=== Request ===
Find each line with the word "допускается" and say how many there are, nothing else.

=== Material for this task ===
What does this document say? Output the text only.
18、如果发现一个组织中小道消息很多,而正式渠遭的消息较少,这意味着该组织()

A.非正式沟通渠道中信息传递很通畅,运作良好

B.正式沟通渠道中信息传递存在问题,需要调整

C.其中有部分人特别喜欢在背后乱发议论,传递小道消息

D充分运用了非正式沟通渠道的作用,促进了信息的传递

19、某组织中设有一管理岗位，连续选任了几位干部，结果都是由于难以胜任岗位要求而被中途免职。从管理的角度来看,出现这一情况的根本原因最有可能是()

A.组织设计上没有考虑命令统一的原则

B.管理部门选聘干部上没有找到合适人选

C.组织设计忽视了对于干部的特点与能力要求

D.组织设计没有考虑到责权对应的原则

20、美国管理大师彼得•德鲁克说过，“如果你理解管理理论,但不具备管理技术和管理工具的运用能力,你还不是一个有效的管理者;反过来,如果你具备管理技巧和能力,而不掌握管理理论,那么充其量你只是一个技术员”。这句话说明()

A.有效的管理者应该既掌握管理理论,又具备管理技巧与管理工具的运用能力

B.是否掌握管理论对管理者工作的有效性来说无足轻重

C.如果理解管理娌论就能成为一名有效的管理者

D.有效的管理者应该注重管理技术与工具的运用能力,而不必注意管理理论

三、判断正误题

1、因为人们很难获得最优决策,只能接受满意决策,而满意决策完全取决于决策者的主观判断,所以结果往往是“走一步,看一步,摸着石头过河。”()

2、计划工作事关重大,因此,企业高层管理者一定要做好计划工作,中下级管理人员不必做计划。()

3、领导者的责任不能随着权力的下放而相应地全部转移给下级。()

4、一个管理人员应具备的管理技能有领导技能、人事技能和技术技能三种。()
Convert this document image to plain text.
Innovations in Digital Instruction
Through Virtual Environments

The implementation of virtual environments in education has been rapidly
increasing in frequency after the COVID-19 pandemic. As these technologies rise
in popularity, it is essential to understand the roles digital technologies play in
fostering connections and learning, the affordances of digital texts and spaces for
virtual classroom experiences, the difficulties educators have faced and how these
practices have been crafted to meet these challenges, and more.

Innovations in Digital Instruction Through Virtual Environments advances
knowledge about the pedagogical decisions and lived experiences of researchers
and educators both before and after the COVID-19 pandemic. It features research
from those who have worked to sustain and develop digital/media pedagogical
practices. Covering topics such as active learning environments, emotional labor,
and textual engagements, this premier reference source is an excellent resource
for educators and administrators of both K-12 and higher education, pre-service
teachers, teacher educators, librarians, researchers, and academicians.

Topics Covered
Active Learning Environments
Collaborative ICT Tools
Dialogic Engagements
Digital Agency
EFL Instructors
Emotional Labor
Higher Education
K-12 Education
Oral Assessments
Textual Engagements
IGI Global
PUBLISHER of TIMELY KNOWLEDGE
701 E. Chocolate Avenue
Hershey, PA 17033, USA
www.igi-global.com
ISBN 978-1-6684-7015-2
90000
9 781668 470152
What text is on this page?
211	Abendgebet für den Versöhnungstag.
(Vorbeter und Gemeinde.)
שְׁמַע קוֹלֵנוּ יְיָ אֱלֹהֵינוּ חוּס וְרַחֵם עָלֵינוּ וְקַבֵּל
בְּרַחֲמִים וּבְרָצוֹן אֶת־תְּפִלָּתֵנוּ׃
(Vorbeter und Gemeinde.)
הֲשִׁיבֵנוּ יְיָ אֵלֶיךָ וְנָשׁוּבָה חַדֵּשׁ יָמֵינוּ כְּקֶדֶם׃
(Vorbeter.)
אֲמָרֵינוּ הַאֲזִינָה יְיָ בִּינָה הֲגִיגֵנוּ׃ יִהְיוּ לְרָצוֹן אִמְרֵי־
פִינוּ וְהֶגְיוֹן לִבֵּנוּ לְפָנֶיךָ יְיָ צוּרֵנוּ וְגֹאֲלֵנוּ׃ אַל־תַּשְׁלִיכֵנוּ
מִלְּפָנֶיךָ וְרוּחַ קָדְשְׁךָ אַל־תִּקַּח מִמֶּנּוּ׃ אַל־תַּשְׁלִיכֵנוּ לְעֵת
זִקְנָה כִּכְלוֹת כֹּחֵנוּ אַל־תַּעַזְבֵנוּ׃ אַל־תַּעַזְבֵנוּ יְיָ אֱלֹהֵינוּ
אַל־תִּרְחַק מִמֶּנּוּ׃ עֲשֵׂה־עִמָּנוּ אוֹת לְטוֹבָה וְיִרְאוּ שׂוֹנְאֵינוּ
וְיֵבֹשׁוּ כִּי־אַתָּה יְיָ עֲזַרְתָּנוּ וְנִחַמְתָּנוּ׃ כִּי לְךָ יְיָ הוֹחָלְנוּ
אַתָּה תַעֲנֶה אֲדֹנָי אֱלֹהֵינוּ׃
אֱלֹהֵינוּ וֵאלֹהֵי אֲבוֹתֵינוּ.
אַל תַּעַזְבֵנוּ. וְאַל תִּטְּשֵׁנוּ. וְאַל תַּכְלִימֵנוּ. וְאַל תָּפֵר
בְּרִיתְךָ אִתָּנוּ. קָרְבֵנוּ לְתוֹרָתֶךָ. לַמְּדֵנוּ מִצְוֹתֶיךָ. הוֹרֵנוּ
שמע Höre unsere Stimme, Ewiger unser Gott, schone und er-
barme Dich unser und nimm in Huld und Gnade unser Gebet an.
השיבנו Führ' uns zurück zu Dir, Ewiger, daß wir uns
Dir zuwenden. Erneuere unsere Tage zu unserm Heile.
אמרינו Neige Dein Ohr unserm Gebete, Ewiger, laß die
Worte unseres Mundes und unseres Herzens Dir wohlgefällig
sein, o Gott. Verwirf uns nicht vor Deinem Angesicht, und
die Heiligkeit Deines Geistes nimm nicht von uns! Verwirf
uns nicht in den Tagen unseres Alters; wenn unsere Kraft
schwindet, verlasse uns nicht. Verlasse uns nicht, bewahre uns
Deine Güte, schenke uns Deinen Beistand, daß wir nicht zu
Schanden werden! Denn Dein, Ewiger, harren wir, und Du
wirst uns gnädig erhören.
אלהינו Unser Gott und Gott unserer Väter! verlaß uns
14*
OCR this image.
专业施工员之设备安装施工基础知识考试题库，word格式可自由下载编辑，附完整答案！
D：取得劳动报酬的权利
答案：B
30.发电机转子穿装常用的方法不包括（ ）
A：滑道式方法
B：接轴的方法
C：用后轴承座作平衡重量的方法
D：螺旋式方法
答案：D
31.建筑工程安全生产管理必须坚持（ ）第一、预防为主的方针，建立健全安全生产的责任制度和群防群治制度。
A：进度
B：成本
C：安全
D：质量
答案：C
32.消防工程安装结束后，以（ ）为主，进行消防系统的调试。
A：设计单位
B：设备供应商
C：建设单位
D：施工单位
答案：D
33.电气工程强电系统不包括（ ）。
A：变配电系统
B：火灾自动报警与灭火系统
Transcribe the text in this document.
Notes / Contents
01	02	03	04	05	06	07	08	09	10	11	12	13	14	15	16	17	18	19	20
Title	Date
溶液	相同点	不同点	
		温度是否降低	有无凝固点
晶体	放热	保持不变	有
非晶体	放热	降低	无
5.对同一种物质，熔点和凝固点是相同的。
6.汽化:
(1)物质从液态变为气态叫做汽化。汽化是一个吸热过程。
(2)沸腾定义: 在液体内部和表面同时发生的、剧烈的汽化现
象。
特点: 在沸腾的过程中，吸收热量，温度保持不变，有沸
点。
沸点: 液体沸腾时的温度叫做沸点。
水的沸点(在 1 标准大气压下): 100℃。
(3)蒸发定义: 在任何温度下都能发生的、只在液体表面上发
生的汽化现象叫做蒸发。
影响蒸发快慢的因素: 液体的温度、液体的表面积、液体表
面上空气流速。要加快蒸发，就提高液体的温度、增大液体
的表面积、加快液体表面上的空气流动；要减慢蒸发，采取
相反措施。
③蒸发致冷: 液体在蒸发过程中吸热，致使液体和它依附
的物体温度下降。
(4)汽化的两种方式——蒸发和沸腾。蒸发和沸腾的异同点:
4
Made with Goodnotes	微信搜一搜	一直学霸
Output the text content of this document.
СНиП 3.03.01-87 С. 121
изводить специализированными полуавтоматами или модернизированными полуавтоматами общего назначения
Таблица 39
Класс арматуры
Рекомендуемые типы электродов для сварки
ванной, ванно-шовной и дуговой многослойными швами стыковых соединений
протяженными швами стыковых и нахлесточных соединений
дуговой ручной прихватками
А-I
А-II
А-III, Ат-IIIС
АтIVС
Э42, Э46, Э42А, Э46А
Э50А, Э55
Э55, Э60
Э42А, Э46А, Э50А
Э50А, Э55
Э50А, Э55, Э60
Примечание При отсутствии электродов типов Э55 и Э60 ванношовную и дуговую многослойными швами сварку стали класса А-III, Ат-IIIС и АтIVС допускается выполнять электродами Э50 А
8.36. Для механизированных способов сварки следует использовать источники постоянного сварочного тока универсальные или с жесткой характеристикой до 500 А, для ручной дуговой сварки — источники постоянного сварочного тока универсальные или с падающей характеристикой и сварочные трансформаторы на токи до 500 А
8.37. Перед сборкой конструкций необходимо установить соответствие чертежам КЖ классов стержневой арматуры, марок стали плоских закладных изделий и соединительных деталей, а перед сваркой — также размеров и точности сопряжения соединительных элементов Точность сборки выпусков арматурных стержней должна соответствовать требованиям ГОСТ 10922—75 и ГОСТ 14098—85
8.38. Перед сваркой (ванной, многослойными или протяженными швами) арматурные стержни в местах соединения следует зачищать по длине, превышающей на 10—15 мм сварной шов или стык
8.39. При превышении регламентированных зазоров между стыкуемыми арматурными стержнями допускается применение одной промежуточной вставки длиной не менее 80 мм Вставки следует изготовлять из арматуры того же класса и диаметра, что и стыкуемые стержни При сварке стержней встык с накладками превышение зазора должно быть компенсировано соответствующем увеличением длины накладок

=== Final answer ===
2